# DATA SUPPLIED
--- START ---

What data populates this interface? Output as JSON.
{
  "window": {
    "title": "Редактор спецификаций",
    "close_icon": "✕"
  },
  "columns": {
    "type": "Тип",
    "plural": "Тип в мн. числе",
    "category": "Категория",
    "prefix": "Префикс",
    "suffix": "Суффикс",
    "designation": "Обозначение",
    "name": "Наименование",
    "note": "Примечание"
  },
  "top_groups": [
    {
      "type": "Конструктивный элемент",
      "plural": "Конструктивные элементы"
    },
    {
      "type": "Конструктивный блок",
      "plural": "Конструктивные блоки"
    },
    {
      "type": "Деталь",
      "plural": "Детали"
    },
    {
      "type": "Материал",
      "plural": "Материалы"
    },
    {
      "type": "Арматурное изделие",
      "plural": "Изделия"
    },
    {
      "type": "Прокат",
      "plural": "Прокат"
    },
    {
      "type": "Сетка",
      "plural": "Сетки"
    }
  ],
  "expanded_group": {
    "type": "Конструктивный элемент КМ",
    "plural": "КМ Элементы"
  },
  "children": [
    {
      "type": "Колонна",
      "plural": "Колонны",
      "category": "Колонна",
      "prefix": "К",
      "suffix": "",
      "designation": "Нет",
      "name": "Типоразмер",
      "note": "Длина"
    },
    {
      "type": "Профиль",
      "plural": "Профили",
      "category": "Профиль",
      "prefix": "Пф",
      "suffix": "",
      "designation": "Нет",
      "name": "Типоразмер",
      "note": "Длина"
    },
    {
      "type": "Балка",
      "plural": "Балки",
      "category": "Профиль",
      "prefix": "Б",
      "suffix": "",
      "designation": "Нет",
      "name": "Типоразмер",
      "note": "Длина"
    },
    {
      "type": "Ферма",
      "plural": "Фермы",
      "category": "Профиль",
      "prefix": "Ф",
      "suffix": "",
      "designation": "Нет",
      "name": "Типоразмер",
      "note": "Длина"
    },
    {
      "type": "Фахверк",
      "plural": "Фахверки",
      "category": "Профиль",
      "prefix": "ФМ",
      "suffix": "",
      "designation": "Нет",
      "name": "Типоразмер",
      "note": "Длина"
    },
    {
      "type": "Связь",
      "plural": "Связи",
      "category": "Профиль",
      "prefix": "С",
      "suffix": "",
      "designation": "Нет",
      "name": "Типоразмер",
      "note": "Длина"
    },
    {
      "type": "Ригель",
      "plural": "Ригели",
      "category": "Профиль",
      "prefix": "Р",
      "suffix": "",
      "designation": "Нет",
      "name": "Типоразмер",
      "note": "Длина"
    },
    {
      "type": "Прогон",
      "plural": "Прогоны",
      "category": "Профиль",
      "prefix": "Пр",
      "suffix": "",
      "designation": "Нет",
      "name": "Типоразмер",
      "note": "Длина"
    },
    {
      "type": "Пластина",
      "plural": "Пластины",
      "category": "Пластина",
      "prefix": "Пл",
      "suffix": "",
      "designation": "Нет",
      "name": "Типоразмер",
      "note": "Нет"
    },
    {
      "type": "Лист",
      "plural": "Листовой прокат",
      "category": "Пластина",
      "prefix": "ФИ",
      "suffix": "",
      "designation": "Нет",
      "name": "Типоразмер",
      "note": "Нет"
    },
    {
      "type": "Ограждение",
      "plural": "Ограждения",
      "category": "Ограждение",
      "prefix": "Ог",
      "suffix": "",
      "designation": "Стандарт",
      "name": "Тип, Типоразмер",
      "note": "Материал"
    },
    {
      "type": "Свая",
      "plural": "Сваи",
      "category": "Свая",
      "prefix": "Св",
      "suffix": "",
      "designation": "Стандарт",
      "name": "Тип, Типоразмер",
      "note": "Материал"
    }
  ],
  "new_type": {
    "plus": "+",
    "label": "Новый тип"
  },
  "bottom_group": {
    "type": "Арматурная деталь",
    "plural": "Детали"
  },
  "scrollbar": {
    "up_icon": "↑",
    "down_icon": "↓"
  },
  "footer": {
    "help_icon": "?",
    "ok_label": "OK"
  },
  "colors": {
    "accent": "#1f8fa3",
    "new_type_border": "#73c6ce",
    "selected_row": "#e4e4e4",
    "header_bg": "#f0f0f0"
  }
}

--- END ---

# THE REQUEST
Transcribe every entry verbatim.

# CORRECT ANSWER
What data populates this interface? Output as JSON.
{
  "window": {
    "title": "Редактор спецификаций",
    "close_icon": "✕"
  },
  "columns": {
    "type": "Тип",
    "plural": "Тип в мн. числе",
    "category": "Категория",
    "prefix": "Префикс",
    "suffix": "Суффикс",
    "designation": "Обозначение",
    "name": "Наименование",
    "note": "Примечание"
  },
  "top_groups": [
    {
      "type": "Конструктивный элемент",
      "plural": "Конструктивные элементы"
    },
    {
      "type": "Конструктивный блок",
      "plural": "Конструктивные блоки"
    },
    {
      "type": "Деталь",
      "plural": "Детали"
    },
    {
      "type": "Материал",
      "plural": "Материалы"
    },
    {
      "type": "Арматурное изделие",
      "plural": "Изделия"
    },
    {
      "type": "Прокат",
      "plural": "Прокат"
    },
    {
      "type": "Сетка",
      "plural": "Сетки"
    }
  ],
  "expanded_group": {
    "type": "Конструктивный элемент КМ",
    "plural": "КМ Элементы"
  },
  "children": [
    {
      "type": "Колонна",
      "plural": "Колонны",
      "category": "Колонна",
      "prefix": "К",
      "suffix": "",
      "designation": "Нет",
      "name": "Типоразмер",
      "note": "Длина"
    },
    {
      "type": "Профиль",
      "plural": "Профили",
      "category": "Профиль",
      "prefix": "Пф",
      "suffix": "",
      "designation": "Нет",
      "name": "Типоразмер",
      "note": "Длина"
    },
    {
      "type": "Балка",
      "plural": "Балки",
      "category": "Профиль",
      "prefix": "Б",
      "suffix": "",
      "designation": "Нет",
      "name": "Типоразмер",
      "note": "Длина"
    },
    {
      "type": "Ферма",
      "plural": "Фермы",
      "category": "Профиль",
      "prefix": "Ф",
      "suffix": "",
      "designation": "Нет",
      "name": "Типоразмер",
      "note": "Длина"
    },
    {
      "type": "Фахверк",
      "plural": "Фахверки",
      "category": "Профиль",
      "prefix": "ФМ",
      "suffix": "",
      "designation": "Нет",
      "name": "Типоразмер",
      "note": "Длина"
    },
    {
      "type": "Связь",
      "plural": "Связи",
      "category": "Профиль",
      "prefix": "С",
      "suffix": "",
      "designation": "Нет",
      "name": "Типоразмер",
      "note": "Длина"
    },
    {
      "type": "Ригель",
      "plural": "Ригели",
      "category": "Профиль",
      "prefix": "Р",
      "suffix": "",
      "designation": "Нет",
      "name": "Типоразмер",
      "note": "Длина"
    },
    {
      "type": "Прогон",
      "plural": "Прогоны",
      "category": "Профиль",
      "prefix": "Пр",
      "suffix": "",
      "designation": "Нет",
      "name": "Типоразмер",
      "note": "Длина"
    },
    {
      "type": "Пластина",
      "plural": "Пластины",
      "category": "Пластина",
      "prefix": "Пл",
      "suffix": "",
      "designation": "Нет",
      "name": "Типоразмер",
      "note": "Нет"
    },
    {
      "type": "Лист",
      "plural": "Листовой прокат",
      "category": "Пластина",
      "prefix": "ФИ",
      "suffix": "",
      "designation": "Нет",
      "name": "Типоразмер",
      "note": "Нет"
    },
    {
      "type": "Ограждение",
      "plural": "Ограждения",
      "category": "Ограждение",
      "prefix": "Ог",
      "suffix": "",
      "designation": "Стандарт",
      "name": "Тип, Типоразмер",
      "note": "Материал"
    },
    {
      "type": "Свая",
      "plural": "Сваи",
      "category": "Свая",
      "prefix": "Св",
      "suffix": "",
      "designation": "Стандарт",
      "name": "Тип, Типоразмер",
      "note": "Материал"
    }
  ],
  "new_type": {
    "plus": "+",
    "label": "Новый тип"
  },
  "bottom_group": {
    "type": "Арматурная деталь",
    "plural": "Детали"
  },
  "scrollbar": {
    "up_icon": "↑",
    "down_icon": "↓"
  },
  "footer": {
    "help_icon": "?",
    "ok_label": "OK"
  },
  "colors": {
    "accent": "#1f8fa3",
    "new_type_border": "#73c6ce",
    "selected_row": "#e4e4e4",
    "header_bg": "#f0f0f0"
  }
}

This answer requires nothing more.